Quote every line of the records below word for word, keeping their order.

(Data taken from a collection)
__________________________________________________
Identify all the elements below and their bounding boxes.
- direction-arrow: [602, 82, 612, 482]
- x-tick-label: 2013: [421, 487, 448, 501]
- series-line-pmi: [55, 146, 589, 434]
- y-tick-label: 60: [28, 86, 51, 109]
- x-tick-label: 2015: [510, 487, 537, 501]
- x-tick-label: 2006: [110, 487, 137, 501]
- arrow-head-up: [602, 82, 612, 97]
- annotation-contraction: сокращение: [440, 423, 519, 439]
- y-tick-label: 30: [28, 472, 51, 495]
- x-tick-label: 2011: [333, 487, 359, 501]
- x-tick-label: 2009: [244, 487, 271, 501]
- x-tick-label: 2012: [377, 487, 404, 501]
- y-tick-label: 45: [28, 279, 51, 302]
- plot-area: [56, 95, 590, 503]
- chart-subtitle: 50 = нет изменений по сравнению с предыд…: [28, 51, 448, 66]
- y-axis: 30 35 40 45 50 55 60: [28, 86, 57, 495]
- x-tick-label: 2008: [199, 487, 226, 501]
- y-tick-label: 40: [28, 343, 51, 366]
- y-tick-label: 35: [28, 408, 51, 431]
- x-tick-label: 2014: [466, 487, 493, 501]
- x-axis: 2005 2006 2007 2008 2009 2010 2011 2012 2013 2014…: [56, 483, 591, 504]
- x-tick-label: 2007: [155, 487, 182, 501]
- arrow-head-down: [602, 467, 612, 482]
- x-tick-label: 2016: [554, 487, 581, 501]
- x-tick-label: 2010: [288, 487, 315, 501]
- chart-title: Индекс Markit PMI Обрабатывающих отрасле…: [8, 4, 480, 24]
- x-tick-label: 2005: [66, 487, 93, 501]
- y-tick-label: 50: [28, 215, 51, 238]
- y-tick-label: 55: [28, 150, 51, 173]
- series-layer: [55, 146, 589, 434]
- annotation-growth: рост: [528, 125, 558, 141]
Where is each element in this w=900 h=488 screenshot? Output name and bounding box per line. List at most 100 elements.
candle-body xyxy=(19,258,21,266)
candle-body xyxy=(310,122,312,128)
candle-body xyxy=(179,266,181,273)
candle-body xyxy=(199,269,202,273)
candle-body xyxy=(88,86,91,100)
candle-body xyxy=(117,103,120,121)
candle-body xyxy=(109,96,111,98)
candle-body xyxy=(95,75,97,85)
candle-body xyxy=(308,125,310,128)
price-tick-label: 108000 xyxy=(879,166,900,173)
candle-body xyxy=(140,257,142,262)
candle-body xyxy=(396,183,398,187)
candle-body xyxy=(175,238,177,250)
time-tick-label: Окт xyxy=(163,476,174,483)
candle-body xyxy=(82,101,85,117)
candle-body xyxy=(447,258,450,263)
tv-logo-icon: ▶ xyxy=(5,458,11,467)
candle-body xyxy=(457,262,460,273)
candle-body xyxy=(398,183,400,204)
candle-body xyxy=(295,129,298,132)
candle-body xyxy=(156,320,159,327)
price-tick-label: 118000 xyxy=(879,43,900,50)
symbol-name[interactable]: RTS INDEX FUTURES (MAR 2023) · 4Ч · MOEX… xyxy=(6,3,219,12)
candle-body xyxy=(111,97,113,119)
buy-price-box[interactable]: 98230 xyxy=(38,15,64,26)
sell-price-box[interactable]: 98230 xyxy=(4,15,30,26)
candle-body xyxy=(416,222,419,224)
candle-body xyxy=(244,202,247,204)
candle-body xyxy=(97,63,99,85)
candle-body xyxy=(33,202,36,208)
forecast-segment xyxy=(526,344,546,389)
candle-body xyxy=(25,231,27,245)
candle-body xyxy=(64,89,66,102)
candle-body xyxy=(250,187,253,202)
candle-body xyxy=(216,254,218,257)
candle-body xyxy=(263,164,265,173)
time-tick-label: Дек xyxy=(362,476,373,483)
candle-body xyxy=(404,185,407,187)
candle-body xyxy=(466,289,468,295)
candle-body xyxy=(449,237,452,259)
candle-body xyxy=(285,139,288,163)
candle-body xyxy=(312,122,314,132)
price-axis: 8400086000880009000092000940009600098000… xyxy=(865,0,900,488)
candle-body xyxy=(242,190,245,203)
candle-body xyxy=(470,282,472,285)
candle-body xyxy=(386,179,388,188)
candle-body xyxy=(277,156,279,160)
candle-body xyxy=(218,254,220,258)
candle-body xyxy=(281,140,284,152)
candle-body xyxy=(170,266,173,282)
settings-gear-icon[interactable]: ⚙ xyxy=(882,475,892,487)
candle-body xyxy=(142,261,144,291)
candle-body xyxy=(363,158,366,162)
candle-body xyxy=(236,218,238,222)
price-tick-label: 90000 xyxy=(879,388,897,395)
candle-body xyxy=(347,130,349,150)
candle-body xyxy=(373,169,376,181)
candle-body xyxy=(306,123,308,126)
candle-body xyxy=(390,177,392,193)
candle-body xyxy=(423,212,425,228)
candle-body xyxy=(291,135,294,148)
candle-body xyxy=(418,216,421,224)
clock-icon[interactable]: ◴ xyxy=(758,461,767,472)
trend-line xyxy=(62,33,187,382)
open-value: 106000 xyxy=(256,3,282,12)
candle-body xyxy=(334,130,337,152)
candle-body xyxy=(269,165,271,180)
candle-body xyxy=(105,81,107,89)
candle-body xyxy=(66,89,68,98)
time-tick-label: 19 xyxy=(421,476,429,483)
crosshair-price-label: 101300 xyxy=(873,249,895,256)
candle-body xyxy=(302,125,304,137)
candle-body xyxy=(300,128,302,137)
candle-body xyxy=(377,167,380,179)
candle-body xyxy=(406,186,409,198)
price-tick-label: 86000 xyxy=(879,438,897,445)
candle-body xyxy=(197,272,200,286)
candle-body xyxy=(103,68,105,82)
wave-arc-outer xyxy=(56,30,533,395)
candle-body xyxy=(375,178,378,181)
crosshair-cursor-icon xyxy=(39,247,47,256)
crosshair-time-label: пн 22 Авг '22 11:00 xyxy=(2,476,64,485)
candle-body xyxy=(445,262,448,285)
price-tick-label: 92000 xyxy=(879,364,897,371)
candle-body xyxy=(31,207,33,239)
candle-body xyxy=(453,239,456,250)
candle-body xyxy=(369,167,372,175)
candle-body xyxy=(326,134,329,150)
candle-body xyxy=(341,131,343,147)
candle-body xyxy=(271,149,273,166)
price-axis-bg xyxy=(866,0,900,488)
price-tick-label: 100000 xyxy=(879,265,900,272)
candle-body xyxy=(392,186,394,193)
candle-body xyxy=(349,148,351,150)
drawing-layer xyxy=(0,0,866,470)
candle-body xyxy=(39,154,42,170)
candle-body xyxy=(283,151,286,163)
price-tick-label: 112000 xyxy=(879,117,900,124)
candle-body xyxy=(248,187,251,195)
__________________________________________________
### Task result
Identify all the elements below and their bounding boxes.
- direction-arrow: [602, 82, 612, 482]
- x-tick-label: 2013: [421, 487, 448, 501]
- series-line-pmi: [55, 146, 589, 434]
- y-tick-label: 60: [28, 86, 51, 109]
- x-tick-label: 2015: [510, 487, 537, 501]
- x-tick-label: 2006: [110, 487, 137, 501]
- arrow-head-up: [602, 82, 612, 97]
- annotation-contraction: сокращение: [440, 423, 519, 439]
- y-tick-label: 30: [28, 472, 51, 495]
- x-tick-label: 2011: [333, 487, 359, 501]
- x-tick-label: 2009: [244, 487, 271, 501]
- x-tick-label: 2012: [377, 487, 404, 501]
- y-tick-label: 45: [28, 279, 51, 302]
- plot-area: [56, 95, 590, 503]
- chart-subtitle: 50 = нет изменений по сравнению с предыд…: [28, 51, 448, 66]
- y-axis: 30 35 40 45 50 55 60: [28, 86, 57, 495]
- x-tick-label: 2008: [199, 487, 226, 501]
- y-tick-label: 40: [28, 343, 51, 366]
- y-tick-label: 35: [28, 408, 51, 431]
- x-tick-label: 2014: [466, 487, 493, 501]
- x-axis: 2005 2006 2007 2008 2009 2010 2011 2012 2013 2014…: [56, 483, 591, 504]
- x-tick-label: 2007: [155, 487, 182, 501]
- arrow-head-down: [602, 467, 612, 482]
- x-tick-label: 2016: [554, 487, 581, 501]
- x-tick-label: 2010: [288, 487, 315, 501]
- chart-title: Индекс Markit PMI Обрабатывающих отрасле…: [8, 4, 480, 24]
- x-tick-label: 2005: [66, 487, 93, 501]
- y-tick-label: 50: [28, 215, 51, 238]
- y-tick-label: 55: [28, 150, 51, 173]
- series-layer: [55, 146, 589, 434]
- annotation-growth: рост: [528, 125, 558, 141]
Where is each element in this w=900 h=488 screenshot? Output name and bounding box per line. List at most 100 elements.
candle-body xyxy=(19,258,21,266)
candle-body xyxy=(310,122,312,128)
candle-body xyxy=(179,266,181,273)
candle-body xyxy=(199,269,202,273)
candle-body xyxy=(88,86,91,100)
candle-body xyxy=(117,103,120,121)
candle-body xyxy=(109,96,111,98)
candle-body xyxy=(95,75,97,85)
candle-body xyxy=(308,125,310,128)
price-tick-label: 108000 xyxy=(879,166,900,173)
candle-body xyxy=(140,257,142,262)
candle-body xyxy=(396,183,398,187)
candle-body xyxy=(175,238,177,250)
time-tick-label: Окт xyxy=(163,476,174,483)
candle-body xyxy=(82,101,85,117)
candle-body xyxy=(447,258,450,263)
tv-logo-icon: ▶ xyxy=(5,458,11,467)
candle-body xyxy=(457,262,460,273)
candle-body xyxy=(398,183,400,204)
candle-body xyxy=(295,129,298,132)
candle-body xyxy=(156,320,159,327)
price-tick-label: 118000 xyxy=(879,43,900,50)
symbol-name[interactable]: RTS INDEX FUTURES (MAR 2023) · 4Ч · MOEX… xyxy=(6,3,219,12)
candle-body xyxy=(111,97,113,119)
buy-price-box[interactable]: 98230 xyxy=(38,15,64,26)
sell-price-box[interactable]: 98230 xyxy=(4,15,30,26)
candle-body xyxy=(416,222,419,224)
candle-body xyxy=(244,202,247,204)
candle-body xyxy=(97,63,99,85)
candle-body xyxy=(33,202,36,208)
forecast-segment xyxy=(526,344,546,389)
candle-body xyxy=(25,231,27,245)
candle-body xyxy=(64,89,66,102)
candle-body xyxy=(250,187,253,202)
candle-body xyxy=(216,254,218,257)
candle-body xyxy=(263,164,265,173)
time-tick-label: Дек xyxy=(362,476,373,483)
candle-body xyxy=(404,185,407,187)
candle-body xyxy=(466,289,468,295)
candle-body xyxy=(449,237,452,259)
candle-body xyxy=(285,139,288,163)
candle-body xyxy=(312,122,314,132)
price-axis: 8400086000880009000092000940009600098000… xyxy=(865,0,900,488)
candle-body xyxy=(242,190,245,203)
candle-body xyxy=(470,282,472,285)
candle-body xyxy=(386,179,388,188)
candle-body xyxy=(277,156,279,160)
candle-body xyxy=(218,254,220,258)
candle-body xyxy=(281,140,284,152)
candle-body xyxy=(170,266,173,282)
settings-gear-icon[interactable]: ⚙ xyxy=(882,475,892,487)
candle-body xyxy=(142,261,144,291)
candle-body xyxy=(363,158,366,162)
candle-body xyxy=(236,218,238,222)
price-tick-label: 90000 xyxy=(879,388,897,395)
candle-body xyxy=(347,130,349,150)
candle-body xyxy=(373,169,376,181)
candle-body xyxy=(306,123,308,126)
candle-body xyxy=(390,177,392,193)
candle-body xyxy=(423,212,425,228)
candle-body xyxy=(291,135,294,148)
candle-body xyxy=(418,216,421,224)
clock-icon[interactable]: ◴ xyxy=(758,461,767,472)
trend-line xyxy=(62,33,187,382)
open-value: 106000 xyxy=(256,3,282,12)
candle-body xyxy=(334,130,337,152)
candle-body xyxy=(269,165,271,180)
candle-body xyxy=(105,81,107,89)
candle-body xyxy=(66,89,68,98)
time-tick-label: 19 xyxy=(421,476,429,483)
crosshair-price-label: 101300 xyxy=(873,249,895,256)
candle-body xyxy=(302,125,304,137)
candle-body xyxy=(300,128,302,137)
candle-body xyxy=(377,167,380,179)
candle-body xyxy=(406,186,409,198)
price-tick-label: 86000 xyxy=(879,438,897,445)
candle-body xyxy=(197,272,200,286)
candle-body xyxy=(103,68,105,82)
wave-arc-outer xyxy=(56,30,533,395)
candle-body xyxy=(375,178,378,181)
crosshair-cursor-icon xyxy=(39,247,47,256)
crosshair-time-label: пн 22 Авг '22 11:00 xyxy=(2,476,64,485)
candle-body xyxy=(445,262,448,285)
price-tick-label: 92000 xyxy=(879,364,897,371)
candle-body xyxy=(31,207,33,239)
candle-body xyxy=(453,239,456,250)
candle-body xyxy=(369,167,372,175)
candle-body xyxy=(326,134,329,150)
candle-body xyxy=(341,131,343,147)
candle-body xyxy=(271,149,273,166)
price-axis-bg xyxy=(866,0,900,488)
price-tick-label: 100000 xyxy=(879,265,900,272)
candle-body xyxy=(392,186,394,193)
candle-body xyxy=(349,148,351,150)
drawing-layer xyxy=(0,0,866,470)
candle-body xyxy=(39,154,42,170)
candle-body xyxy=(283,151,286,163)
price-tick-label: 112000 xyxy=(879,117,900,124)
candle-body xyxy=(248,187,251,195)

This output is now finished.